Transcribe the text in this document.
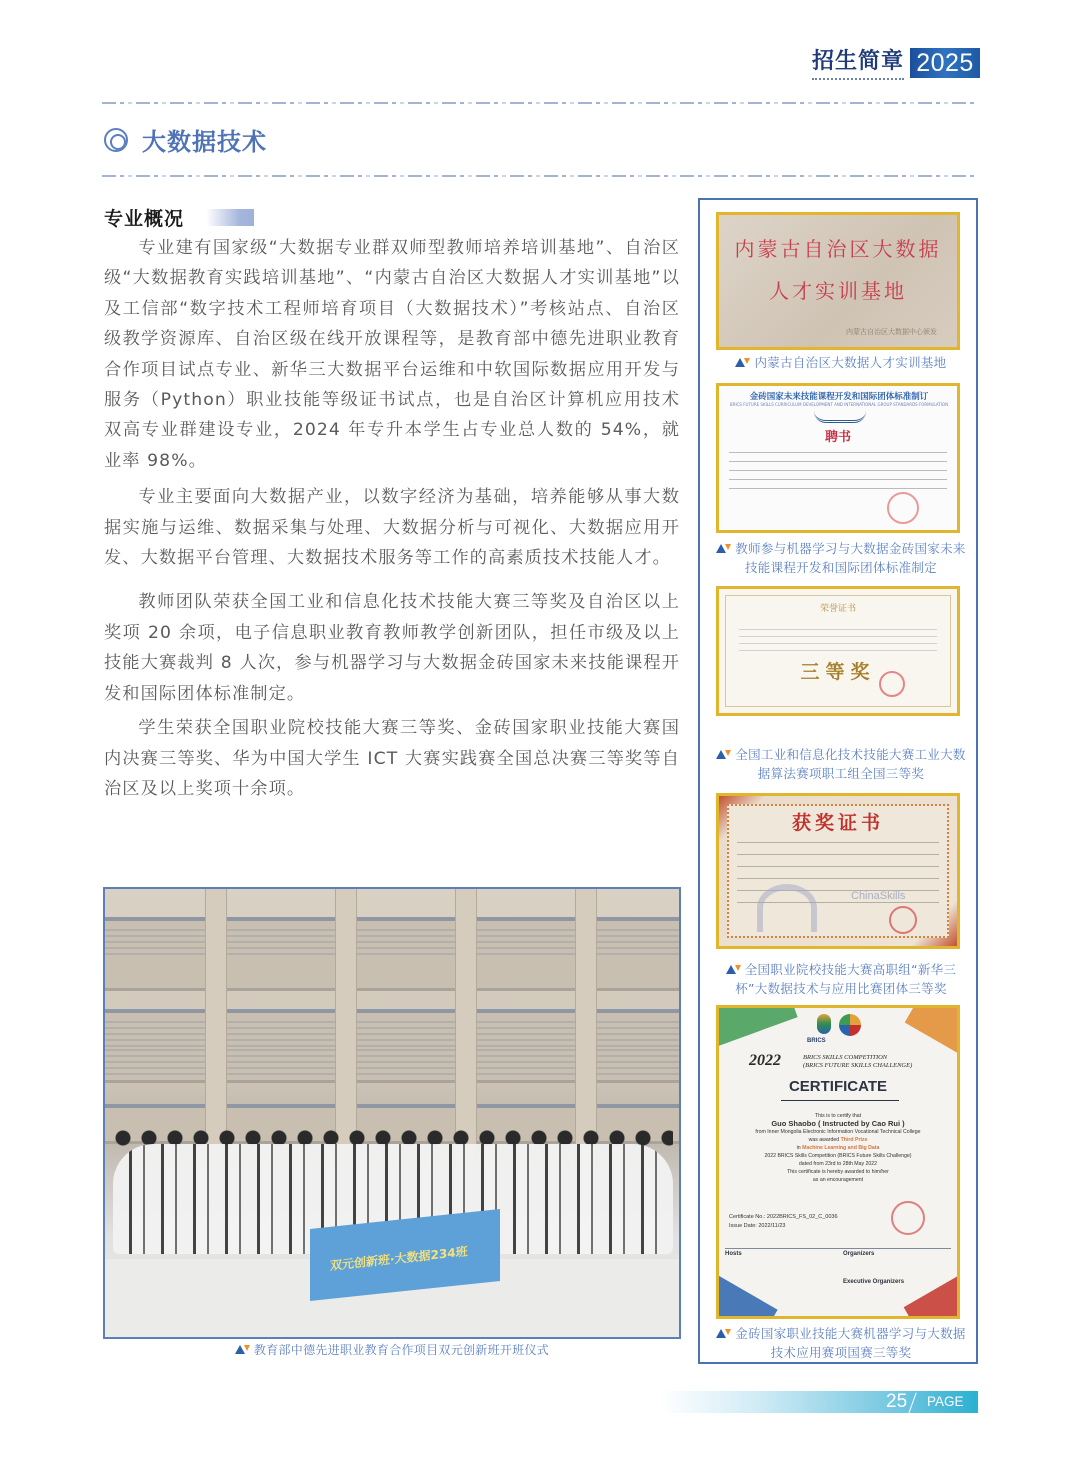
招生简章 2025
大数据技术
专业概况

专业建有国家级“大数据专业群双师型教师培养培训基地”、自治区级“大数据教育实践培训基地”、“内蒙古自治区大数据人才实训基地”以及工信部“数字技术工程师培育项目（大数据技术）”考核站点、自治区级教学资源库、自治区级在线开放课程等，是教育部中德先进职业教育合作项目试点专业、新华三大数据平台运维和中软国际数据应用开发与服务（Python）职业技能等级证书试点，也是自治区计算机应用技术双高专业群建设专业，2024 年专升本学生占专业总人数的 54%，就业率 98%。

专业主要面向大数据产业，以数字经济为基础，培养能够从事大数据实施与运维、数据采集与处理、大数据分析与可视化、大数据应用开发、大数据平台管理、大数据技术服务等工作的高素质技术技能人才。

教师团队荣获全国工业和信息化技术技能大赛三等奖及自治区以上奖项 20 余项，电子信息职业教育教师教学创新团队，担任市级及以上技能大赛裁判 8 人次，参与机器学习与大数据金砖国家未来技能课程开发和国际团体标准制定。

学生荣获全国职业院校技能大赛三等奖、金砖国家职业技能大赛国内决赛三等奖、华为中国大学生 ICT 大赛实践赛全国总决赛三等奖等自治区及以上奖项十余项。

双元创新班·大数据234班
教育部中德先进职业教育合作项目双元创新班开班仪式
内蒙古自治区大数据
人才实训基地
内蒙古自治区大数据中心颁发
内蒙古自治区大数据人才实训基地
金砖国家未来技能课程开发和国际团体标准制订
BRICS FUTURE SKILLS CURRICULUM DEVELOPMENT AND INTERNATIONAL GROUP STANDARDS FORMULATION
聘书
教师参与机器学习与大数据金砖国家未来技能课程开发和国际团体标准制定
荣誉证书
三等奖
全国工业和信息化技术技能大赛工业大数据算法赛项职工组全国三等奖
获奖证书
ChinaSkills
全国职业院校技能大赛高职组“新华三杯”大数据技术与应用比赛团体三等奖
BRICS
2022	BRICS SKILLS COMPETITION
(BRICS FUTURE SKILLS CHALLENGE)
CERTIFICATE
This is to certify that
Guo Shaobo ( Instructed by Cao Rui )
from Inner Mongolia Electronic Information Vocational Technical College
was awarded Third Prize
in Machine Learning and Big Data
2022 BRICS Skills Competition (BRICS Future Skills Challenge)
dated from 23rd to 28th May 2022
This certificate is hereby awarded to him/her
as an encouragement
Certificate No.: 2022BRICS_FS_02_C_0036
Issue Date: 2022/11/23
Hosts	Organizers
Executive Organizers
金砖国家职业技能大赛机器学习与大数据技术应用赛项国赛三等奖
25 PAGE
---
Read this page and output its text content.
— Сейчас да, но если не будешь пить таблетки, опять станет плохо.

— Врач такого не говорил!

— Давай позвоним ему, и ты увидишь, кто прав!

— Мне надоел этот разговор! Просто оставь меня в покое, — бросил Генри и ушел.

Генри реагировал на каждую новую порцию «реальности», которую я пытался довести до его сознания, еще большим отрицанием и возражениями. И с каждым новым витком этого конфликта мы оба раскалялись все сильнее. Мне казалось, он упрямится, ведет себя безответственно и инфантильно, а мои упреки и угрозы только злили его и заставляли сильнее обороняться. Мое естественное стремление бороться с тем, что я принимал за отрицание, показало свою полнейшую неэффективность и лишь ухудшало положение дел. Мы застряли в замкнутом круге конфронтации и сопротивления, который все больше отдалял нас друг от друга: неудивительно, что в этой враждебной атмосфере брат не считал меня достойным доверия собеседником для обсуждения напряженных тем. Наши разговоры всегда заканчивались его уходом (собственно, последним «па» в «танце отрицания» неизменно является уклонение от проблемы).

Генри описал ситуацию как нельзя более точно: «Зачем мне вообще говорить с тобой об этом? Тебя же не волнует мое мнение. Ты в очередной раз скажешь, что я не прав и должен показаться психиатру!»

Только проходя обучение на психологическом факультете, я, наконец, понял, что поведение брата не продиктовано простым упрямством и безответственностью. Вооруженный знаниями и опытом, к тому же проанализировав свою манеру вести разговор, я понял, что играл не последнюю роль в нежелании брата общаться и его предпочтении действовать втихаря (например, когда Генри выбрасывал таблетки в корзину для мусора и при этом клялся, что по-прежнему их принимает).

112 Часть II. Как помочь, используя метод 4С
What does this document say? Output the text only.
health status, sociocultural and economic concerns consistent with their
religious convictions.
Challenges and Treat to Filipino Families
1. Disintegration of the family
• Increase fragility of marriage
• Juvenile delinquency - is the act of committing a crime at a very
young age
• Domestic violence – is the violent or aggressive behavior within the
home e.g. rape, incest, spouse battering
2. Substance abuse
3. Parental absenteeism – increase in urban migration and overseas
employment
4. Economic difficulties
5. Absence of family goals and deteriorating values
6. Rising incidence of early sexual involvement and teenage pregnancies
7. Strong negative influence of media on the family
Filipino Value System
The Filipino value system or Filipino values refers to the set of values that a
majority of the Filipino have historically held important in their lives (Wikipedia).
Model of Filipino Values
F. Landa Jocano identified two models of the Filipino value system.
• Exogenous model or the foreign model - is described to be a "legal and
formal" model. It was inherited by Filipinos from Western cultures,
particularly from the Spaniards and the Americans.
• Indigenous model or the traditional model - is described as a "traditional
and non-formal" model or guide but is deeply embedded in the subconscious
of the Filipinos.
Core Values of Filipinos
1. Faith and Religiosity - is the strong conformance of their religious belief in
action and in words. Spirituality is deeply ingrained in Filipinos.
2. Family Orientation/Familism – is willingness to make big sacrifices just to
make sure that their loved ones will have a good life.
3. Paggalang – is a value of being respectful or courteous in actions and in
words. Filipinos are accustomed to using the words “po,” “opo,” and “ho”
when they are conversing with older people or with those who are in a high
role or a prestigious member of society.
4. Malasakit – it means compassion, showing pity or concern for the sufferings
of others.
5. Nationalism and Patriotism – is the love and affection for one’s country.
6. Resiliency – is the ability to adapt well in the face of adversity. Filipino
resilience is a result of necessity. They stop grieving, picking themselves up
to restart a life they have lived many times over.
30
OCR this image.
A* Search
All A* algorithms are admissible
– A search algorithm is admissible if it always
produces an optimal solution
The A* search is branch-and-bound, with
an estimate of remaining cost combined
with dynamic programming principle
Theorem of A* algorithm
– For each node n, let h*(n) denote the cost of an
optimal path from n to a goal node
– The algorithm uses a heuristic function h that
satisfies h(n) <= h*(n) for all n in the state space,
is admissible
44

■ WORK REQUIRED ■
Look for "formal" and pull out every line that has it.

■ WRITTEN RESPONSE ■
formal" model. It was inherited by Filipinos from Western cultures,
and non-formal" model or guide but is deeply embedded in the subconscious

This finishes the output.